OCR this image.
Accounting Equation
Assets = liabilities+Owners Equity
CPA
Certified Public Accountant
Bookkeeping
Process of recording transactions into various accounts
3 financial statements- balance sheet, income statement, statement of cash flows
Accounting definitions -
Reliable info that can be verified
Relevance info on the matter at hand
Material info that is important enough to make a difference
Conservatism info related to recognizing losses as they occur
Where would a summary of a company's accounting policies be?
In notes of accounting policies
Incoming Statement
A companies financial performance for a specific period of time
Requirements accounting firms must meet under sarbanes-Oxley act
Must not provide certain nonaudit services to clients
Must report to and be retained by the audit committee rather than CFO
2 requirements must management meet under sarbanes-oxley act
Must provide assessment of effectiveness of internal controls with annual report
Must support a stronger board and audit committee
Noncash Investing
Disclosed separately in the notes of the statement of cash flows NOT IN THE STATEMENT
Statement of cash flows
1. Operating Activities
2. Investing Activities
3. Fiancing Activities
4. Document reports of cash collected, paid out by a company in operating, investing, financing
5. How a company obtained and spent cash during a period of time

========

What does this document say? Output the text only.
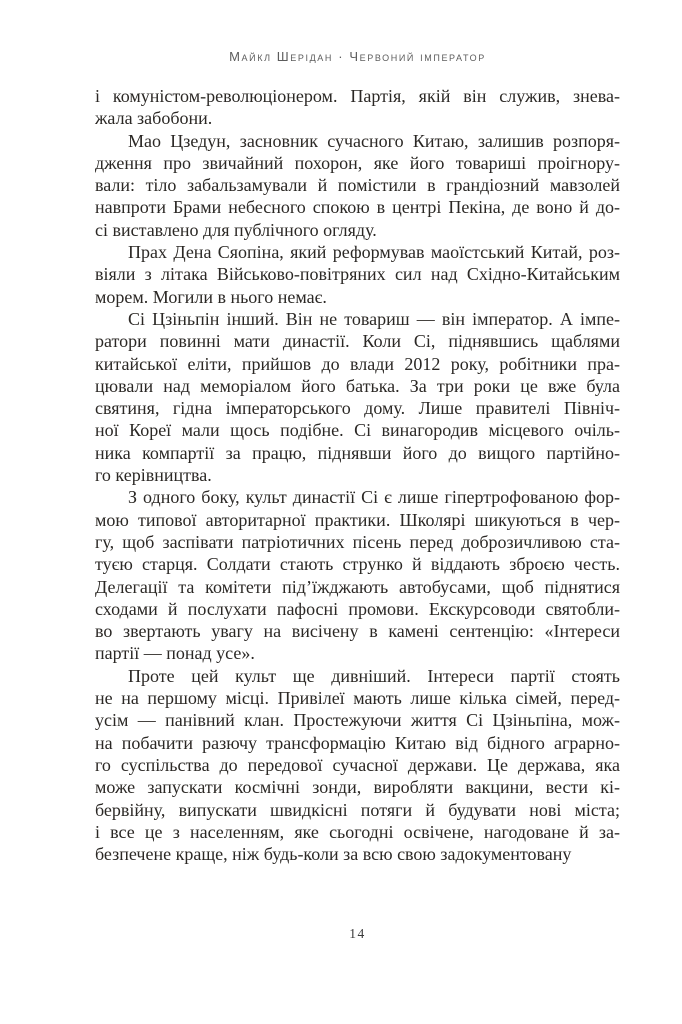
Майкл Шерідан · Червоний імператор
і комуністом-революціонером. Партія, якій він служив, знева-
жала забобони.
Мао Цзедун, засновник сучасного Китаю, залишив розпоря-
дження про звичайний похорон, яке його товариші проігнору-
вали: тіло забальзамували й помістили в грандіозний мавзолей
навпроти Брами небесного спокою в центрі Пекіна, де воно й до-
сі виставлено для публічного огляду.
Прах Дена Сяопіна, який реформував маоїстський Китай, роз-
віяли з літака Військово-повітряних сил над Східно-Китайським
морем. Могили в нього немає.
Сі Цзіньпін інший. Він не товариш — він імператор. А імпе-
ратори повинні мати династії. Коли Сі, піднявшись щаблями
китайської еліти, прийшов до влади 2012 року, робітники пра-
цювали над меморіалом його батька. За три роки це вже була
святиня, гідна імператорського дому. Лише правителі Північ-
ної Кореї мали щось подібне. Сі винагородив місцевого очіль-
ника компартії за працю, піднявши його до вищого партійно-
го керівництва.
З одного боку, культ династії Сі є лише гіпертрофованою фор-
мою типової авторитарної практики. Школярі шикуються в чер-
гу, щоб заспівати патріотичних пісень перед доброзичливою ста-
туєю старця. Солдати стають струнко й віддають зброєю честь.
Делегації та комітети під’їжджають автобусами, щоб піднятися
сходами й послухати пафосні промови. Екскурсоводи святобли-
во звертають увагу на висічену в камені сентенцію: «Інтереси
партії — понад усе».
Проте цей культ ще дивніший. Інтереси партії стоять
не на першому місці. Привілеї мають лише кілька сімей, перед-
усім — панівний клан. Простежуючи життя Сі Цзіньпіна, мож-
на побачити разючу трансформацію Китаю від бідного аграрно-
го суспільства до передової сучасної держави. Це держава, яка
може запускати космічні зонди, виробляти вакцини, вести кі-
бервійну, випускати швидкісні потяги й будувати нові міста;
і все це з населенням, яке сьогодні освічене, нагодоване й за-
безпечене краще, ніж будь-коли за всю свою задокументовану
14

========

Given task: Find every line in the records above that holds the word "його", and copy each one.

Answer to the task:
дження про звичайний похорон, яке його товариші проігнору-
цювали над меморіалом його батька. За три роки це вже була
ника компартії за працю, піднявши його до вищого партійно-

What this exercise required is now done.